> [EXERCISE]
Search the material for "JSON" and show all lines that contain it.

> [Source records]
- - -

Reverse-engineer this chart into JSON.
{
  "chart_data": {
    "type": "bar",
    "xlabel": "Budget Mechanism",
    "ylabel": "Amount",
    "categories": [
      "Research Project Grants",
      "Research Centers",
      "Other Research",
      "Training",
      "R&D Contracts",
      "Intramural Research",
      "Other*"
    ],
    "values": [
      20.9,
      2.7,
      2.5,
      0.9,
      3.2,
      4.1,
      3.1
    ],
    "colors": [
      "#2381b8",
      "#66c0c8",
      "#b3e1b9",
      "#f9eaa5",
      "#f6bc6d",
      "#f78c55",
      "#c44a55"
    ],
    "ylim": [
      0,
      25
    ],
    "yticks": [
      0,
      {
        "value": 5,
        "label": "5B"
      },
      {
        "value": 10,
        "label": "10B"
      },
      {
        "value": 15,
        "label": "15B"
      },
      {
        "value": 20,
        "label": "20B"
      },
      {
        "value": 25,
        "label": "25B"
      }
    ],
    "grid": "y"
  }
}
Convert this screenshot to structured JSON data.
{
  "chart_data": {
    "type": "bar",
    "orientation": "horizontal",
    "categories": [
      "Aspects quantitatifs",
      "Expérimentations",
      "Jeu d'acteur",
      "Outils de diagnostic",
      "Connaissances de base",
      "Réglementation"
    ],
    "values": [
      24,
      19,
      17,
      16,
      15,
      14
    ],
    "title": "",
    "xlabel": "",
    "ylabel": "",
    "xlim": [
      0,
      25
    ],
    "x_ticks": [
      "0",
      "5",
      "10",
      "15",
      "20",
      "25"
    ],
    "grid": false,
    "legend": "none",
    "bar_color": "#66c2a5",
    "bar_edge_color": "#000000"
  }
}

- - -

> [FINAL RESULT]
Reverse-engineer this chart into JSON.
Convert this screenshot to structured JSON data.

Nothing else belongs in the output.